> [WORK TO BE COMPLETED]
Print all entries word for word.
╭─ MATERIAL PROVIDED
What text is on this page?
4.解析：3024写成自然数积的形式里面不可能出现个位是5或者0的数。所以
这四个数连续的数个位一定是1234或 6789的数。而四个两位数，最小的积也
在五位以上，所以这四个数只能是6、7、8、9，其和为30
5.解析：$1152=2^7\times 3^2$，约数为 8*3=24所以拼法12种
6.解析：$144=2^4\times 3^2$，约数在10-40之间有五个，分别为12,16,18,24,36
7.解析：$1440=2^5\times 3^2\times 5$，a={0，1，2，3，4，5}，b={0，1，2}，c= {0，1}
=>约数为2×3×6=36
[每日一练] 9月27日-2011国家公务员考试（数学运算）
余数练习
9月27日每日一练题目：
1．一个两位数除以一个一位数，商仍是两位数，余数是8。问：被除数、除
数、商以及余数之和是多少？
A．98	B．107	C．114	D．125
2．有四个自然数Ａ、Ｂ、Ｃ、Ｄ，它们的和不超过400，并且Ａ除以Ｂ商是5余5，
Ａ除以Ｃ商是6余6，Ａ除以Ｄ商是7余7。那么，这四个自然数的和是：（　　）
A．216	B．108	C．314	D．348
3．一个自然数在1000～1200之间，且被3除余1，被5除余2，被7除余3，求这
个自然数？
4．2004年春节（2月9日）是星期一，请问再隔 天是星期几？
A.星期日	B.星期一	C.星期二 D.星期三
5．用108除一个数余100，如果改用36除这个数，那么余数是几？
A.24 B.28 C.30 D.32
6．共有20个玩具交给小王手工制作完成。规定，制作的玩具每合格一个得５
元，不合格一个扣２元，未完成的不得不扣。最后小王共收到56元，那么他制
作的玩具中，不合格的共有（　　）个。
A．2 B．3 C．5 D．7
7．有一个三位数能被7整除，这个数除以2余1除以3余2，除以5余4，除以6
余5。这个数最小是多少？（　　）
╰─
> [RESULT FOR THIS TASK]
What text is on this page?
4.解析：3024写成自然数积的形式里面不可能出现个位是5或者0的数。所以
这四个数连续的数个位一定是1234或 6789的数。而四个两位数，最小的积也
在五位以上，所以这四个数只能是6、7、8、9，其和为30
5.解析：$1152=2^7\times 3^2$，约数为 8*3=24所以拼法12种
6.解析：$144=2^4\times 3^2$，约数在10-40之间有五个，分别为12,16,18,24,36
7.解析：$1440=2^5\times 3^2\times 5$，a={0，1，2，3，4，5}，b={0，1，2}，c= {0，1}
=>约数为2×3×6=36
[每日一练] 9月27日-2011国家公务员考试（数学运算）
余数练习
9月27日每日一练题目：
1．一个两位数除以一个一位数，商仍是两位数，余数是8。问：被除数、除
数、商以及余数之和是多少？
A．98	B．107	C．114	D．125
2．有四个自然数Ａ、Ｂ、Ｃ、Ｄ，它们的和不超过400，并且Ａ除以Ｂ商是5余5，
Ａ除以Ｃ商是6余6，Ａ除以Ｄ商是7余7。那么，这四个自然数的和是：（　　）
A．216	B．108	C．314	D．348
3．一个自然数在1000～1200之间，且被3除余1，被5除余2，被7除余3，求这
个自然数？
4．2004年春节（2月9日）是星期一，请问再隔 天是星期几？
A.星期日	B.星期一	C.星期二 D.星期三
5．用108除一个数余100，如果改用36除这个数，那么余数是几？
A.24 B.28 C.30 D.32
6．共有20个玩具交给小王手工制作完成。规定，制作的玩具每合格一个得５
元，不合格一个扣２元，未完成的不得不扣。最后小王共收到56元，那么他制
作的玩具中，不合格的共有（　　）个。
A．2 B．3 C．5 D．7
7．有一个三位数能被7整除，这个数除以2余1除以3余2，除以5余4，除以6
余5。这个数最小是多少？（　　）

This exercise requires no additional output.